Given problem: Repeat the data below exactly, dropping any pictures it holds.

Dataset items:
##########

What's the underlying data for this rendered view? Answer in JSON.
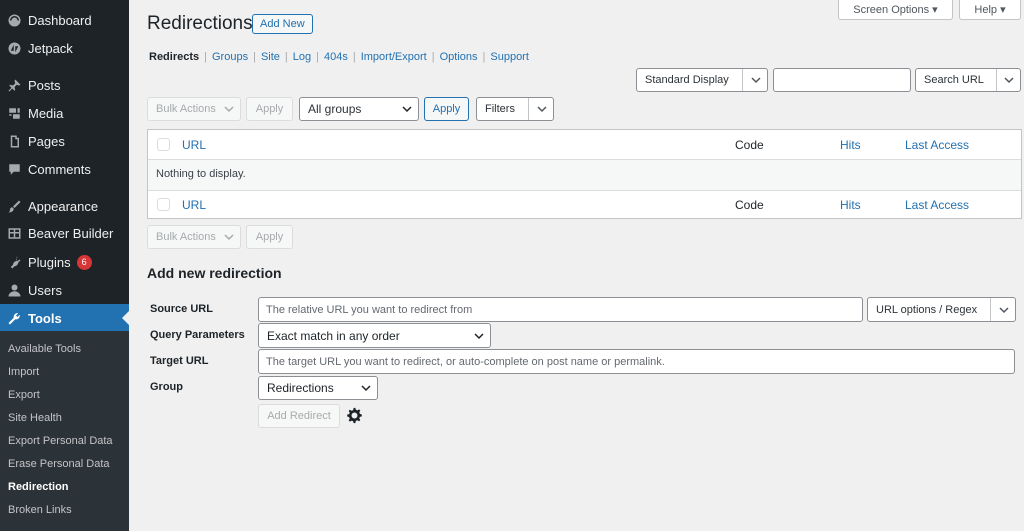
{
  "sidebar": {
    "items": [
      {
        "label": "Dashboard",
        "icon": "dashboard-icon"
      },
      {
        "label": "Jetpack",
        "icon": "jetpack-icon"
      },
      {
        "label": "Posts",
        "icon": "pin-icon"
      },
      {
        "label": "Media",
        "icon": "media-icon"
      },
      {
        "label": "Pages",
        "icon": "pages-icon"
      },
      {
        "label": "Comments",
        "icon": "comment-icon"
      },
      {
        "label": "Appearance",
        "icon": "brush-icon"
      },
      {
        "label": "Beaver Builder",
        "icon": "grid-icon"
      },
      {
        "label": "Plugins",
        "icon": "plug-icon",
        "badge": "6"
      },
      {
        "label": "Users",
        "icon": "user-icon"
      },
      {
        "label": "Tools",
        "icon": "wrench-icon"
      }
    ],
    "submenu": [
      "Available Tools",
      "Import",
      "Export",
      "Site Health",
      "Export Personal Data",
      "Erase Personal Data",
      "Redirection",
      "Broken Links"
    ]
  },
  "top": {
    "screen_options": "Screen Options ▾",
    "help": "Help ▾"
  },
  "page": {
    "title": "Redirections",
    "add_new": "Add New"
  },
  "subnav": [
    "Redirects",
    "Groups",
    "Site",
    "Log",
    "404s",
    "Import/Export",
    "Options",
    "Support"
  ],
  "toolbar": {
    "display_select": "Standard Display",
    "search_value": "",
    "search_button": "Search URL",
    "bulk_actions": "Bulk Actions",
    "apply": "Apply",
    "group_select": "All groups",
    "apply_active": "Apply",
    "filters": "Filters"
  },
  "table": {
    "headers": {
      "url": "URL",
      "code": "Code",
      "hits": "Hits",
      "last_access": "Last Access"
    },
    "empty_message": "Nothing to display."
  },
  "bottom_toolbar": {
    "bulk_actions": "Bulk Actions",
    "apply": "Apply"
  },
  "form": {
    "title": "Add new redirection",
    "source_label": "Source URL",
    "source_placeholder": "The relative URL you want to redirect from",
    "url_options": "URL options / Regex",
    "query_label": "Query Parameters",
    "query_value": "Exact match in any order",
    "target_label": "Target URL",
    "target_placeholder": "The target URL you want to redirect, or auto-complete on post name or permalink.",
    "group_label": "Group",
    "group_value": "Redirections",
    "add_button": "Add Redirect"
  }
}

##########

Answer to the problem:
What's the underlying data for this rendered view? Answer in JSON.
{
  "sidebar": {
    "items": [
      {
        "label": "Dashboard",
        "icon": "dashboard-icon"
      },
      {
        "label": "Jetpack",
        "icon": "jetpack-icon"
      },
      {
        "label": "Posts",
        "icon": "pin-icon"
      },
      {
        "label": "Media",
        "icon": "media-icon"
      },
      {
        "label": "Pages",
        "icon": "pages-icon"
      },
      {
        "label": "Comments",
        "icon": "comment-icon"
      },
      {
        "label": "Appearance",
        "icon": "brush-icon"
      },
      {
        "label": "Beaver Builder",
        "icon": "grid-icon"
      },
      {
        "label": "Plugins",
        "icon": "plug-icon",
        "badge": "6"
      },
      {
        "label": "Users",
        "icon": "user-icon"
      },
      {
        "label": "Tools",
        "icon": "wrench-icon"
      }
    ],
    "submenu": [
      "Available Tools",
      "Import",
      "Export",
      "Site Health",
      "Export Personal Data",
      "Erase Personal Data",
      "Redirection",
      "Broken Links"
    ]
  },
  "top": {
    "screen_options": "Screen Options ▾",
    "help": "Help ▾"
  },
  "page": {
    "title": "Redirections",
    "add_new": "Add New"
  },
  "subnav": [
    "Redirects",
    "Groups",
    "Site",
    "Log",
    "404s",
    "Import/Export",
    "Options",
    "Support"
  ],
  "toolbar": {
    "display_select": "Standard Display",
    "search_value": "",
    "search_button": "Search URL",
    "bulk_actions": "Bulk Actions",
    "apply": "Apply",
    "group_select": "All groups",
    "apply_active": "Apply",
    "filters": "Filters"
  },
  "table": {
    "headers": {
      "url": "URL",
      "code": "Code",
      "hits": "Hits",
      "last_access": "Last Access"
    },
    "empty_message": "Nothing to display."
  },
  "bottom_toolbar": {
    "bulk_actions": "Bulk Actions",
    "apply": "Apply"
  },
  "form": {
    "title": "Add new redirection",
    "source_label": "Source URL",
    "source_placeholder": "The relative URL you want to redirect from",
    "url_options": "URL options / Regex",
    "query_label": "Query Parameters",
    "query_value": "Exact match in any order",
    "target_label": "Target URL",
    "target_placeholder": "The target URL you want to redirect, or auto-complete on post name or permalink.",
    "group_label": "Group",
    "group_value": "Redirections",
    "add_button": "Add Redirect"
  }
}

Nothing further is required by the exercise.